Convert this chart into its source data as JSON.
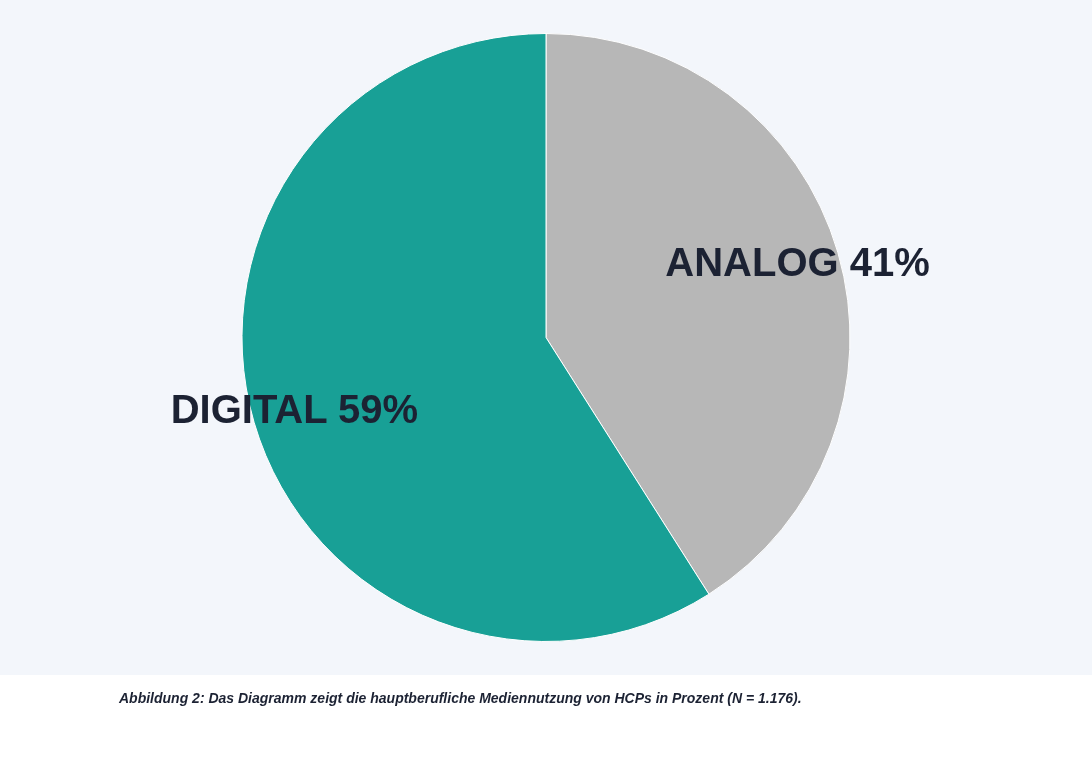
{
  "chart_data": {
    "type": "pie",
    "categories": [
      "ANALOG",
      "DIGITAL"
    ],
    "values": [
      41,
      59
    ],
    "colors": [
      "#b7b7b7",
      "#18a096"
    ],
    "value_labels": [
      "41%",
      "59%"
    ],
    "annotations": [
      "Abbildung 2: Das Diagramm zeigt die hauptberufliche Mediennutzung von HCPs in Prozent (N = 1.176)."
    ]
  }
}
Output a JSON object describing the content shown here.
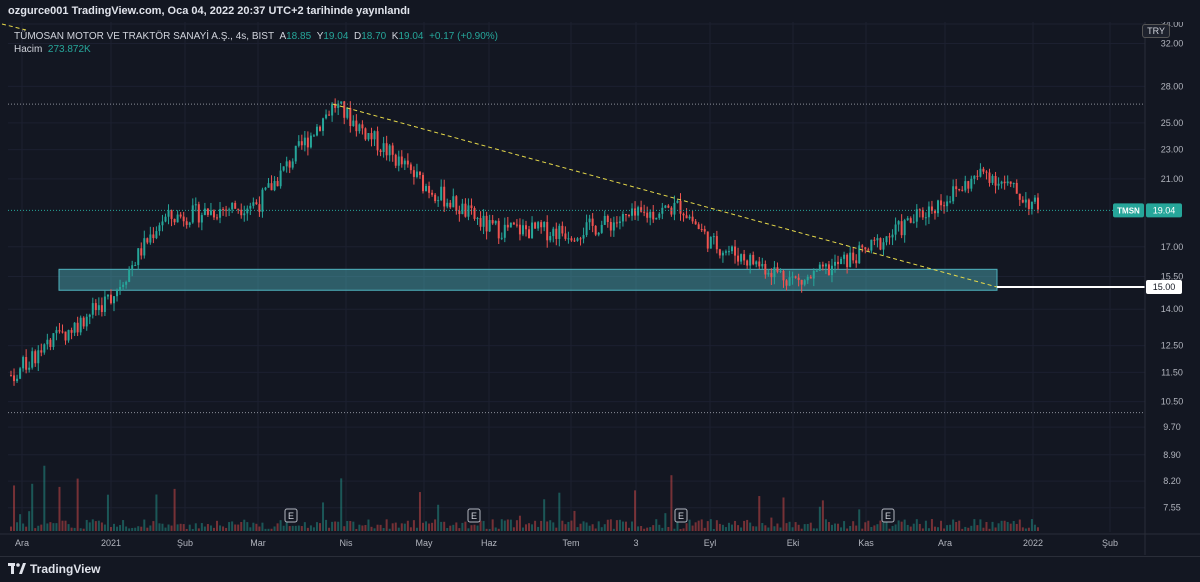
{
  "header": {
    "published": "ozgurce001 TradingView.com, Oca 04, 2022 20:37 UTC+2 tarihinde yayınlandı"
  },
  "legend": {
    "symbol": "TÜMOSAN MOTOR VE TRAKTÖR SANAYİ A.Ş., 4s, BIST",
    "open_label": "A",
    "open": "18.85",
    "high_label": "Y",
    "high": "19.04",
    "low_label": "D",
    "low": "18.70",
    "close_label": "K",
    "close": "19.04",
    "change": "+0.17 (+0.90%)",
    "volume_label": "Hacim",
    "volume": "273.872K"
  },
  "currency": "TRY",
  "footer": {
    "brand": "TradingView"
  },
  "colors": {
    "up": "#26a69a",
    "down": "#ef5350",
    "zone": "#4fb3bf",
    "trendline": "#e6d94a",
    "support": "#ffffff",
    "background": "#131722"
  },
  "chart_data": {
    "type": "candlestick",
    "symbol_tag": "TMSN",
    "last_price": "19.04",
    "support_price": "15.00",
    "ylim": [
      7.0,
      34.0
    ],
    "y_scale": "log",
    "y_ticks": [
      "34.00",
      "32.00",
      "28.00",
      "25.00",
      "23.00",
      "21.00",
      "19.04",
      "17.00",
      "15.50",
      "15.00",
      "14.00",
      "12.50",
      "11.50",
      "10.50",
      "9.70",
      "8.90",
      "8.20",
      "7.55"
    ],
    "x_ticks": [
      "Ara",
      "2021",
      "Şub",
      "Mar",
      "Nis",
      "May",
      "Haz",
      "Tem",
      "3",
      "Eyl",
      "Eki",
      "Kas",
      "Ara",
      "2022",
      "Şub"
    ],
    "earnings_markers": [
      "E",
      "E",
      "E",
      "E"
    ],
    "support_zone": {
      "low": 14.85,
      "high": 15.85
    },
    "resistance_line": 26.5,
    "bottom_dotted_line": 10.15,
    "trendline": {
      "from_price": 26.5,
      "to_price": 15.0
    },
    "key_points": [
      {
        "t": "Ara",
        "price": 11.4
      },
      {
        "t": "2021",
        "price": 14.6
      },
      {
        "t": "Şub",
        "price": 18.5
      },
      {
        "t": "Mar",
        "price": 19.5
      },
      {
        "t": "Nis",
        "price": 26.5
      },
      {
        "t": "May",
        "price": 20.6
      },
      {
        "t": "Haz",
        "price": 18.0
      },
      {
        "t": "Tem",
        "price": 17.8
      },
      {
        "t": "3",
        "price": 19.3
      },
      {
        "t": "Eyl",
        "price": 17.2
      },
      {
        "t": "Eki",
        "price": 15.2
      },
      {
        "t": "Kas",
        "price": 16.8
      },
      {
        "t": "Ara",
        "price": 21.5
      },
      {
        "t": "2022",
        "price": 19.04
      }
    ]
  }
}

> _Problem to work on_:
Reproduce each line word for word and drop the pictures.

> _Full response_:
Convert this chart into its source data as JSON.
{
  "chart_data": {
    "type": "pie",
    "categories": [
      "ANALOG",
      "DIGITAL"
    ],
    "values": [
      41,
      59
    ],
    "colors": [
      "#b7b7b7",
      "#18a096"
    ],
    "value_labels": [
      "41%",
      "59%"
    ],
    "annotations": [
      "Abbildung 2: Das Diagramm zeigt die hauptberufliche Mediennutzung von HCPs in Prozent (N = 1.176)."
    ]
  }
}
Output a JSON object describing the content shown here.
{
  "header": {
    "published": "ozgurce001 TradingView.com, Oca 04, 2022 20:37 UTC+2 tarihinde yayınlandı"
  },
  "legend": {
    "symbol": "TÜMOSAN MOTOR VE TRAKTÖR SANAYİ A.Ş., 4s, BIST",
    "open_label": "A",
    "open": "18.85",
    "high_label": "Y",
    "high": "19.04",
    "low_label": "D",
    "low": "18.70",
    "close_label": "K",
    "close": "19.04",
    "change": "+0.17 (+0.90%)",
    "volume_label": "Hacim",
    "volume": "273.872K"
  },
  "currency": "TRY",
  "footer": {
    "brand": "TradingView"
  },
  "colors": {
    "up": "#26a69a",
    "down": "#ef5350",
    "zone": "#4fb3bf",
    "trendline": "#e6d94a",
    "support": "#ffffff",
    "background": "#131722"
  },
  "chart_data": {
    "type": "candlestick",
    "symbol_tag": "TMSN",
    "last_price": "19.04",
    "support_price": "15.00",
    "ylim": [
      7.0,
      34.0
    ],
    "y_scale": "log",
    "y_ticks": [
      "34.00",
      "32.00",
      "28.00",
      "25.00",
      "23.00",
      "21.00",
      "19.04",
      "17.00",
      "15.50",
      "15.00",
      "14.00",
      "12.50",
      "11.50",
      "10.50",
      "9.70",
      "8.90",
      "8.20",
      "7.55"
    ],
    "x_ticks": [
      "Ara",
      "2021",
      "Şub",
      "Mar",
      "Nis",
      "May",
      "Haz",
      "Tem",
      "3",
      "Eyl",
      "Eki",
      "Kas",
      "Ara",
      "2022",
      "Şub"
    ],
    "earnings_markers": [
      "E",
      "E",
      "E",
      "E"
    ],
    "support_zone": {
      "low": 14.85,
      "high": 15.85
    },
    "resistance_line": 26.5,
    "bottom_dotted_line": 10.15,
    "trendline": {
      "from_price": 26.5,
      "to_price": 15.0
    },
    "key_points": [
      {
        "t": "Ara",
        "price": 11.4
      },
      {
        "t": "2021",
        "price": 14.6
      },
      {
        "t": "Şub",
        "price": 18.5
      },
      {
        "t": "Mar",
        "price": 19.5
      },
      {
        "t": "Nis",
        "price": 26.5
      },
      {
        "t": "May",
        "price": 20.6
      },
      {
        "t": "Haz",
        "price": 18.0
      },
      {
        "t": "Tem",
        "price": 17.8
      },
      {
        "t": "3",
        "price": 19.3
      },
      {
        "t": "Eyl",
        "price": 17.2
      },
      {
        "t": "Eki",
        "price": 15.2
      },
      {
        "t": "Kas",
        "price": 16.8
      },
      {
        "t": "Ara",
        "price": 21.5
      },
      {
        "t": "2022",
        "price": 19.04
      }
    ]
  }
}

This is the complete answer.